- [Exercise] Copy out every line below verbatim, changing nothing.

- [Records for processing]
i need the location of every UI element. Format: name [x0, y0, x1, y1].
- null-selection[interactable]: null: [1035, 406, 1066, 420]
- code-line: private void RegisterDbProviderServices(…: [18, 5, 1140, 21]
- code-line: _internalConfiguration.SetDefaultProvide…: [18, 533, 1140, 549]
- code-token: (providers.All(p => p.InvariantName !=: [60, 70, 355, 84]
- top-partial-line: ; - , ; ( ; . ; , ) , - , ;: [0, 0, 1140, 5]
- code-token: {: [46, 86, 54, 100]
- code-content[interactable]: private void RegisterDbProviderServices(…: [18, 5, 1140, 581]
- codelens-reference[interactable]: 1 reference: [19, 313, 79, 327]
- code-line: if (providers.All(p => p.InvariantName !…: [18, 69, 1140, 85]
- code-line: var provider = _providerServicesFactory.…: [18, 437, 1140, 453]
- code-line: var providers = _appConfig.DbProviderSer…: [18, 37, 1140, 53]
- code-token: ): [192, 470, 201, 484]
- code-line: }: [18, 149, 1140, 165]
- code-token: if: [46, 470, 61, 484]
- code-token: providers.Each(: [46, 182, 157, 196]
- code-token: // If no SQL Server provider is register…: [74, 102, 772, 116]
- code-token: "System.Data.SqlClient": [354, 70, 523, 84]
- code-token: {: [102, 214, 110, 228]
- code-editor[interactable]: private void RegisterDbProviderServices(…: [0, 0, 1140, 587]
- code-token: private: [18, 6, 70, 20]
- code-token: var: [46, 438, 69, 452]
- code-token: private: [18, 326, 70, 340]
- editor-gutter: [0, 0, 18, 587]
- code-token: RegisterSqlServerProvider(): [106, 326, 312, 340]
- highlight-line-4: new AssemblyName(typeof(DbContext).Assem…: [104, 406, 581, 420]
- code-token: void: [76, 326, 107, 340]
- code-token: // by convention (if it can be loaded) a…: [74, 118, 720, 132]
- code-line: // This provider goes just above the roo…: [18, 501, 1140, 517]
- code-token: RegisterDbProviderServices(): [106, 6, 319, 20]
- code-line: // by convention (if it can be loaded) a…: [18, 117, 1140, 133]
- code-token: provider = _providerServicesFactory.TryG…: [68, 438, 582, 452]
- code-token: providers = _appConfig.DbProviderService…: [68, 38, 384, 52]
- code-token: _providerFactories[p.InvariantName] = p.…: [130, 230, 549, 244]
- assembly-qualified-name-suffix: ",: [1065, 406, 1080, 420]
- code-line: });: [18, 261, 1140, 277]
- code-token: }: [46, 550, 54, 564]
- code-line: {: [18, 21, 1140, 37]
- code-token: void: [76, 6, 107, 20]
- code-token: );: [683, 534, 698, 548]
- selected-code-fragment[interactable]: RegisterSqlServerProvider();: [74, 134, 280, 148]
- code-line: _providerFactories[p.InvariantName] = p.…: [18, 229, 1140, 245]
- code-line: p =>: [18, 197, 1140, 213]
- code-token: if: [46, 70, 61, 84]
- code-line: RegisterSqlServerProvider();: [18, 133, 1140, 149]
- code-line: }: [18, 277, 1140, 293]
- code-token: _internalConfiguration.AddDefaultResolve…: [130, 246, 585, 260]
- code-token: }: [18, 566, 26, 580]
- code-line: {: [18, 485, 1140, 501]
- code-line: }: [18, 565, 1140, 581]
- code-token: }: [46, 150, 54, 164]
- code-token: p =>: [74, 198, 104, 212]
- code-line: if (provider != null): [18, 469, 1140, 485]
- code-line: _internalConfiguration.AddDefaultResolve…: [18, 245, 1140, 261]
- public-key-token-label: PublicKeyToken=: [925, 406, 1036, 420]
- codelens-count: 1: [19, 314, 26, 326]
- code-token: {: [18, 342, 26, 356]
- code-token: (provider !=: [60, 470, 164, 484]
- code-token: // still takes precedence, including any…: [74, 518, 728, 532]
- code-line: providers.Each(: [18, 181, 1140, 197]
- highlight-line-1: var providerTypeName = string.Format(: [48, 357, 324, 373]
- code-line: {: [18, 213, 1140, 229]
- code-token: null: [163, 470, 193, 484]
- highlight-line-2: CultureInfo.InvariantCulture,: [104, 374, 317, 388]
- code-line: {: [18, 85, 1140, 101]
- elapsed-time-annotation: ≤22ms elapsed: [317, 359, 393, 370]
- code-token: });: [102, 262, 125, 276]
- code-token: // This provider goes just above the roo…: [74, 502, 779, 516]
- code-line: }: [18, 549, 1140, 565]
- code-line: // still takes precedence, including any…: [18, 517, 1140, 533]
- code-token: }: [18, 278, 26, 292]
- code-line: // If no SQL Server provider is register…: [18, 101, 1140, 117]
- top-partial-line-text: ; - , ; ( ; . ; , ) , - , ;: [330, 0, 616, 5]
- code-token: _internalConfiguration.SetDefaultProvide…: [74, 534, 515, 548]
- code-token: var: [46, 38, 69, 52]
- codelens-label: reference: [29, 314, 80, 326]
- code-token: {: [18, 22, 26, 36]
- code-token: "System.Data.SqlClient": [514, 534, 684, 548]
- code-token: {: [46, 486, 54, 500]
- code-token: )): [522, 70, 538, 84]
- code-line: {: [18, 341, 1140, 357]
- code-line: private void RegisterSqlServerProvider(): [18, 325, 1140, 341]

- [Exercise solution]
i need the location of every UI element. Format: name [x0, y0, x1, y1].
- null-selection[interactable]: null: [1035, 406, 1066, 420]
- code-line: private void RegisterDbProviderServices(…: [18, 5, 1140, 21]
- code-line: _internalConfiguration.SetDefaultProvide…: [18, 533, 1140, 549]
- code-token: (providers.All(p => p.InvariantName !=: [60, 70, 355, 84]
- top-partial-line: ; - , ; ( ; . ; , ) , - , ;: [0, 0, 1140, 5]
- code-token: {: [46, 86, 54, 100]
- code-content[interactable]: private void RegisterDbProviderServices(…: [18, 5, 1140, 581]
- codelens-reference[interactable]: 1 reference: [19, 313, 79, 327]
- code-line: if (providers.All(p => p.InvariantName !…: [18, 69, 1140, 85]
- code-line: var provider = _providerServicesFactory.…: [18, 437, 1140, 453]
- code-line: var providers = _appConfig.DbProviderSer…: [18, 37, 1140, 53]
- code-token: ): [192, 470, 201, 484]
- code-line: }: [18, 149, 1140, 165]
- code-token: if: [46, 470, 61, 484]
- code-token: providers.Each(: [46, 182, 157, 196]
- code-token: // If no SQL Server provider is register…: [74, 102, 772, 116]
- code-token: "System.Data.SqlClient": [354, 70, 523, 84]
- code-token: {: [102, 214, 110, 228]
- code-editor[interactable]: private void RegisterDbProviderServices(…: [0, 0, 1140, 587]
- code-token: private: [18, 6, 70, 20]
- code-token: var: [46, 438, 69, 452]
- code-token: private: [18, 326, 70, 340]
- editor-gutter: [0, 0, 18, 587]
- code-token: RegisterSqlServerProvider(): [106, 326, 312, 340]
- highlight-line-4: new AssemblyName(typeof(DbContext).Assem…: [104, 406, 581, 420]
- code-token: void: [76, 326, 107, 340]
- code-token: // by convention (if it can be loaded) a…: [74, 118, 720, 132]
- code-line: // This provider goes just above the roo…: [18, 501, 1140, 517]
- code-token: RegisterDbProviderServices(): [106, 6, 319, 20]
- code-line: // by convention (if it can be loaded) a…: [18, 117, 1140, 133]
- code-token: provider = _providerServicesFactory.TryG…: [68, 438, 582, 452]
- code-token: providers = _appConfig.DbProviderService…: [68, 38, 384, 52]
- code-token: _providerFactories[p.InvariantName] = p.…: [130, 230, 549, 244]
- assembly-qualified-name-suffix: ",: [1065, 406, 1080, 420]
- code-line: });: [18, 261, 1140, 277]
- code-token: }: [46, 550, 54, 564]
- code-line: {: [18, 21, 1140, 37]
- code-token: void: [76, 6, 107, 20]
- code-token: );: [683, 534, 698, 548]
- selected-code-fragment[interactable]: RegisterSqlServerProvider();: [74, 134, 280, 148]
- code-line: _providerFactories[p.InvariantName] = p.…: [18, 229, 1140, 245]
- code-line: p =>: [18, 197, 1140, 213]
- code-token: if: [46, 70, 61, 84]
- code-line: RegisterSqlServerProvider();: [18, 133, 1140, 149]
- code-line: }: [18, 277, 1140, 293]
- code-token: _internalConfiguration.AddDefaultResolve…: [130, 246, 585, 260]
- code-token: }: [18, 566, 26, 580]
- code-line: {: [18, 485, 1140, 501]
- code-line: }: [18, 565, 1140, 581]
- code-token: }: [46, 150, 54, 164]
- code-token: p =>: [74, 198, 104, 212]
- code-line: if (provider != null): [18, 469, 1140, 485]
- code-line: _internalConfiguration.AddDefaultResolve…: [18, 245, 1140, 261]
- public-key-token-label: PublicKeyToken=: [925, 406, 1036, 420]
- codelens-count: 1: [19, 314, 26, 326]
- code-token: {: [18, 342, 26, 356]
- code-token: (provider !=: [60, 470, 164, 484]
- code-token: // still takes precedence, including any…: [74, 518, 728, 532]
- code-line: providers.Each(: [18, 181, 1140, 197]
- highlight-line-1: var providerTypeName = string.Format(: [48, 357, 324, 373]
- code-line: {: [18, 213, 1140, 229]
- code-token: null: [163, 470, 193, 484]
- highlight-line-2: CultureInfo.InvariantCulture,: [104, 374, 317, 388]
- code-line: {: [18, 85, 1140, 101]
- elapsed-time-annotation: ≤22ms elapsed: [317, 359, 393, 370]
- code-token: });: [102, 262, 125, 276]
- code-token: // This provider goes just above the roo…: [74, 502, 779, 516]
- code-line: }: [18, 549, 1140, 565]
- code-line: // still takes precedence, including any…: [18, 517, 1140, 533]
- code-token: }: [18, 278, 26, 292]
- code-line: // If no SQL Server provider is register…: [18, 101, 1140, 117]
- top-partial-line-text: ; - , ; ( ; . ; , ) , - , ;: [330, 0, 616, 5]
- code-token: _internalConfiguration.SetDefaultProvide…: [74, 534, 515, 548]
- code-token: var: [46, 38, 69, 52]
- codelens-label: reference: [29, 314, 80, 326]
- code-token: {: [18, 22, 26, 36]
- code-token: "System.Data.SqlClient": [514, 534, 684, 548]
- code-token: {: [46, 486, 54, 500]
- code-token: )): [522, 70, 538, 84]
- code-line: {: [18, 341, 1140, 357]
- code-line: private void RegisterSqlServerProvider(): [18, 325, 1140, 341]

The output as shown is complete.